Problem:
Pick out all lines of the entries that include the word "Setpoint" and copy them.

-- BEGIN --

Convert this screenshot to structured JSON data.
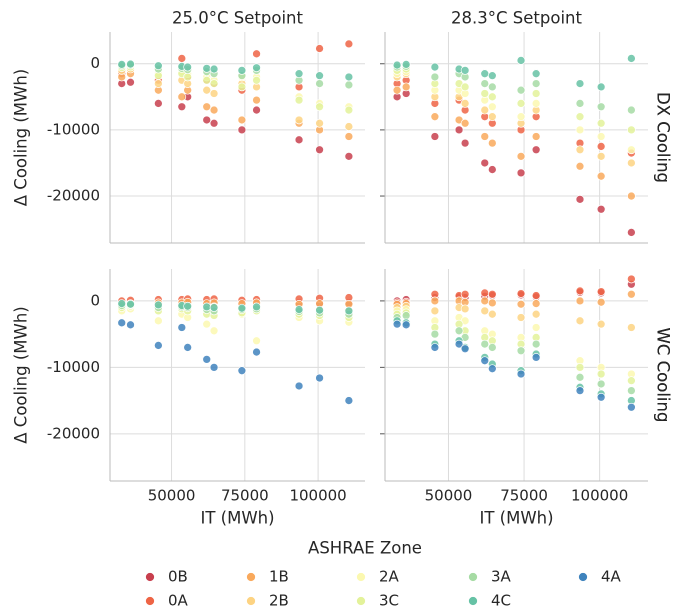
{
  "chart_data": [
    {
      "type": "scatter",
      "title": "25.0°C Setpoint",
      "row_label": "DX Cooling",
      "ylabel": "Δ Cooling (MWh)",
      "legend_title": "ASHRAE Zone",
      "grid": true,
      "xlim": [
        29000,
        116000
      ],
      "ylim": [
        -27100,
        4800
      ],
      "xticks": [
        50000,
        75000,
        100000
      ],
      "yticks": [
        0,
        -10000,
        -20000
      ],
      "x": [
        33000,
        36000,
        45500,
        53500,
        55500,
        62000,
        64500,
        74000,
        79000,
        93500,
        100500,
        110500
      ],
      "series": [
        {
          "name": "0B",
          "color": "#c83f4e",
          "values": [
            -3000,
            -2800,
            -6000,
            -6500,
            -5000,
            -8500,
            -9000,
            -10000,
            -7000,
            -11500,
            -13000,
            -14000
          ]
        },
        {
          "name": "0A",
          "color": "#ee6445",
          "values": [
            -1500,
            -1000,
            -2500,
            800,
            -2000,
            -2500,
            -3000,
            -4000,
            1500,
            -3500,
            2300,
            3000
          ]
        },
        {
          "name": "1B",
          "color": "#f9a95c",
          "values": [
            -2000,
            -1500,
            -4000,
            -5000,
            -4000,
            -6500,
            -7000,
            -8500,
            -5500,
            -9000,
            -10000,
            -11000
          ]
        },
        {
          "name": "2B",
          "color": "#fdd382",
          "values": [
            -1000,
            -800,
            -3000,
            -2500,
            -3000,
            -4000,
            -4500,
            -3000,
            -3500,
            -8500,
            -9000,
            -9500
          ]
        },
        {
          "name": "2A",
          "color": "#fbf8b0",
          "values": [
            -500,
            -400,
            -1500,
            -1200,
            -1500,
            -2000,
            -2500,
            -2000,
            -2000,
            -5000,
            -6000,
            -6500
          ]
        },
        {
          "name": "3C",
          "color": "#e3f29a",
          "values": [
            -600,
            -500,
            -1800,
            -1500,
            -2000,
            -2500,
            -3000,
            -3500,
            -2500,
            -5500,
            -6500,
            -7000
          ]
        },
        {
          "name": "3A",
          "color": "#a6dba4",
          "values": [
            -300,
            -200,
            -800,
            -700,
            -900,
            -1200,
            -1500,
            -1800,
            -1000,
            -2500,
            -3000,
            -3200
          ]
        },
        {
          "name": "4C",
          "color": "#66c2a5",
          "values": [
            -100,
            -50,
            -300,
            -400,
            -500,
            -700,
            -800,
            -1000,
            -600,
            -1500,
            -1800,
            -2000
          ]
        },
        {
          "name": "4A",
          "color": "#3f83bd",
          "values": [
            null,
            null,
            null,
            null,
            null,
            null,
            null,
            null,
            null,
            null,
            null,
            null
          ]
        }
      ]
    },
    {
      "type": "scatter",
      "title": "28.3°C Setpoint",
      "row_label": "DX Cooling",
      "grid": true,
      "xlim": [
        29000,
        116000
      ],
      "ylim": [
        -27100,
        4800
      ],
      "xticks": [
        50000,
        75000,
        100000
      ],
      "yticks": [
        0,
        -10000,
        -20000
      ],
      "x": [
        33000,
        36000,
        45500,
        53500,
        55500,
        62000,
        64500,
        74000,
        79000,
        93500,
        100500,
        110500
      ],
      "series": [
        {
          "name": "0B",
          "color": "#c83f4e",
          "values": [
            -5000,
            -4500,
            -11000,
            -10000,
            -12000,
            -15000,
            -16000,
            -16500,
            -13000,
            -20500,
            -22000,
            -25500
          ]
        },
        {
          "name": "0A",
          "color": "#ee6445",
          "values": [
            -3000,
            -2500,
            -6000,
            -5500,
            -7000,
            -8000,
            -9000,
            -10000,
            -8000,
            -12000,
            -12500,
            -13500
          ]
        },
        {
          "name": "1B",
          "color": "#f9a95c",
          "values": [
            -4000,
            -3500,
            -8000,
            -8500,
            -9000,
            -11000,
            -12000,
            -14000,
            -11000,
            -15500,
            -17000,
            -20000
          ]
        },
        {
          "name": "2B",
          "color": "#fdd382",
          "values": [
            -2000,
            -1500,
            -5000,
            -5000,
            -6000,
            -7000,
            -8000,
            -9000,
            -7000,
            -13000,
            -14000,
            -15000
          ]
        },
        {
          "name": "2A",
          "color": "#fbf8b0",
          "values": [
            -1500,
            -1200,
            -4000,
            -4000,
            -4500,
            -5500,
            -6500,
            -8000,
            -6000,
            -10000,
            -11000,
            -13000
          ]
        },
        {
          "name": "3C",
          "color": "#e3f29a",
          "values": [
            -1000,
            -800,
            -3000,
            -3000,
            -3500,
            -4500,
            -5000,
            -6000,
            -4500,
            -8000,
            -9000,
            -10000
          ]
        },
        {
          "name": "3A",
          "color": "#a6dba4",
          "values": [
            -500,
            -400,
            -2000,
            -1500,
            -2000,
            -3000,
            -3500,
            -4000,
            -3000,
            -6000,
            -6500,
            -7000
          ]
        },
        {
          "name": "4C",
          "color": "#66c2a5",
          "values": [
            -200,
            -100,
            -500,
            -800,
            -1000,
            -1500,
            -1800,
            500,
            -1500,
            -3000,
            -3500,
            800
          ]
        },
        {
          "name": "4A",
          "color": "#3f83bd",
          "values": [
            null,
            null,
            null,
            null,
            null,
            null,
            null,
            null,
            null,
            null,
            null,
            null
          ]
        }
      ]
    },
    {
      "type": "scatter",
      "row_label": "WC Cooling",
      "xlabel": "IT (MWh)",
      "ylabel": "Δ Cooling (MWh)",
      "grid": true,
      "xlim": [
        29000,
        116000
      ],
      "ylim": [
        -27100,
        4800
      ],
      "xticks": [
        50000,
        75000,
        100000
      ],
      "yticks": [
        0,
        -10000,
        -20000
      ],
      "x": [
        33000,
        36000,
        45500,
        53500,
        55500,
        62000,
        64500,
        74000,
        79000,
        93500,
        100500,
        110500
      ],
      "series": [
        {
          "name": "0B",
          "color": "#c83f4e",
          "values": [
            -300,
            -200,
            -300,
            -300,
            -200,
            -300,
            -400,
            -300,
            -300,
            -300,
            -400,
            -300
          ]
        },
        {
          "name": "0A",
          "color": "#ee6445",
          "values": [
            0,
            100,
            200,
            200,
            300,
            200,
            300,
            100,
            200,
            300,
            400,
            500
          ]
        },
        {
          "name": "1B",
          "color": "#f9a95c",
          "values": [
            -500,
            -400,
            -300,
            -300,
            -200,
            -400,
            -300,
            -400,
            -300,
            -500,
            -400,
            -500
          ]
        },
        {
          "name": "2B",
          "color": "#fdd382",
          "values": [
            -800,
            -600,
            -700,
            -900,
            -800,
            -1000,
            -900,
            -1200,
            -1000,
            -1500,
            -1400,
            -1600
          ]
        },
        {
          "name": "2A",
          "color": "#fbf8b0",
          "values": [
            -1500,
            -1200,
            -3000,
            -2000,
            -2500,
            -3500,
            -4500,
            -2000,
            -6000,
            -2500,
            -3000,
            -3200
          ]
        },
        {
          "name": "3C",
          "color": "#e3f29a",
          "values": [
            -1000,
            -800,
            -1500,
            -1200,
            -1500,
            -2000,
            -2200,
            -1800,
            -1500,
            -2000,
            -2200,
            -2500
          ]
        },
        {
          "name": "3A",
          "color": "#a6dba4",
          "values": [
            -700,
            -600,
            -1000,
            -900,
            -1000,
            -1300,
            -1500,
            -1300,
            -1200,
            -1600,
            -1800,
            -2000
          ]
        },
        {
          "name": "4C",
          "color": "#66c2a5",
          "values": [
            -400,
            -500,
            -600,
            -700,
            -800,
            -900,
            -1000,
            -1100,
            -900,
            -1300,
            -1400,
            -1500
          ]
        },
        {
          "name": "4A",
          "color": "#3f83bd",
          "values": [
            -3300,
            -3600,
            -6700,
            -4000,
            -7000,
            -8800,
            -10000,
            -10500,
            -7700,
            -12800,
            -11600,
            -15000
          ]
        }
      ]
    },
    {
      "type": "scatter",
      "row_label": "WC Cooling",
      "xlabel": "IT (MWh)",
      "grid": true,
      "xlim": [
        29000,
        116000
      ],
      "ylim": [
        -27100,
        4800
      ],
      "xticks": [
        50000,
        75000,
        100000
      ],
      "yticks": [
        0,
        -10000,
        -20000
      ],
      "x": [
        33000,
        36000,
        45500,
        53500,
        55500,
        62000,
        64500,
        74000,
        79000,
        93500,
        100500,
        110500
      ],
      "series": [
        {
          "name": "0B",
          "color": "#c83f4e",
          "values": [
            0,
            200,
            500,
            600,
            500,
            700,
            800,
            900,
            600,
            1300,
            1200,
            2500
          ]
        },
        {
          "name": "0A",
          "color": "#ee6445",
          "values": [
            -300,
            -200,
            1000,
            800,
            1000,
            1200,
            1000,
            1100,
            800,
            1500,
            1400,
            3300
          ]
        },
        {
          "name": "1B",
          "color": "#f9a95c",
          "values": [
            -500,
            -400,
            0,
            0,
            -200,
            0,
            -300,
            -500,
            -400,
            0,
            -200,
            1000
          ]
        },
        {
          "name": "2B",
          "color": "#fdd382",
          "values": [
            -1000,
            -800,
            -1500,
            -1000,
            -1200,
            -1500,
            -2000,
            -2500,
            -2000,
            -3000,
            -3500,
            -4000
          ]
        },
        {
          "name": "2A",
          "color": "#fbf8b0",
          "values": [
            -1500,
            -1300,
            -3000,
            -2500,
            -3000,
            -4500,
            -5000,
            -5500,
            -4000,
            -9000,
            -10000,
            -11000
          ]
        },
        {
          "name": "3C",
          "color": "#e3f29a",
          "values": [
            -2000,
            -1800,
            -4000,
            -3500,
            -4500,
            -5500,
            -6000,
            -6500,
            -5500,
            -10000,
            -11000,
            -12000
          ]
        },
        {
          "name": "3A",
          "color": "#a6dba4",
          "values": [
            -2500,
            -2200,
            -5000,
            -4500,
            -5500,
            -6500,
            -7000,
            -7500,
            -6500,
            -11500,
            -12500,
            -13500
          ]
        },
        {
          "name": "4C",
          "color": "#66c2a5",
          "values": [
            -3000,
            -3300,
            -6500,
            -6000,
            -7000,
            -8500,
            -9500,
            -10500,
            -8000,
            -13000,
            -14000,
            -15000
          ]
        },
        {
          "name": "4A",
          "color": "#3f83bd",
          "values": [
            -3500,
            -3600,
            -7000,
            -6500,
            -7200,
            -9000,
            -10200,
            -11000,
            -8500,
            -13500,
            -14500,
            -16000
          ]
        }
      ]
    }
  ]
}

-- END --

In response:
      "title": "25.0°C Setpoint",
      "title": "28.3°C Setpoint",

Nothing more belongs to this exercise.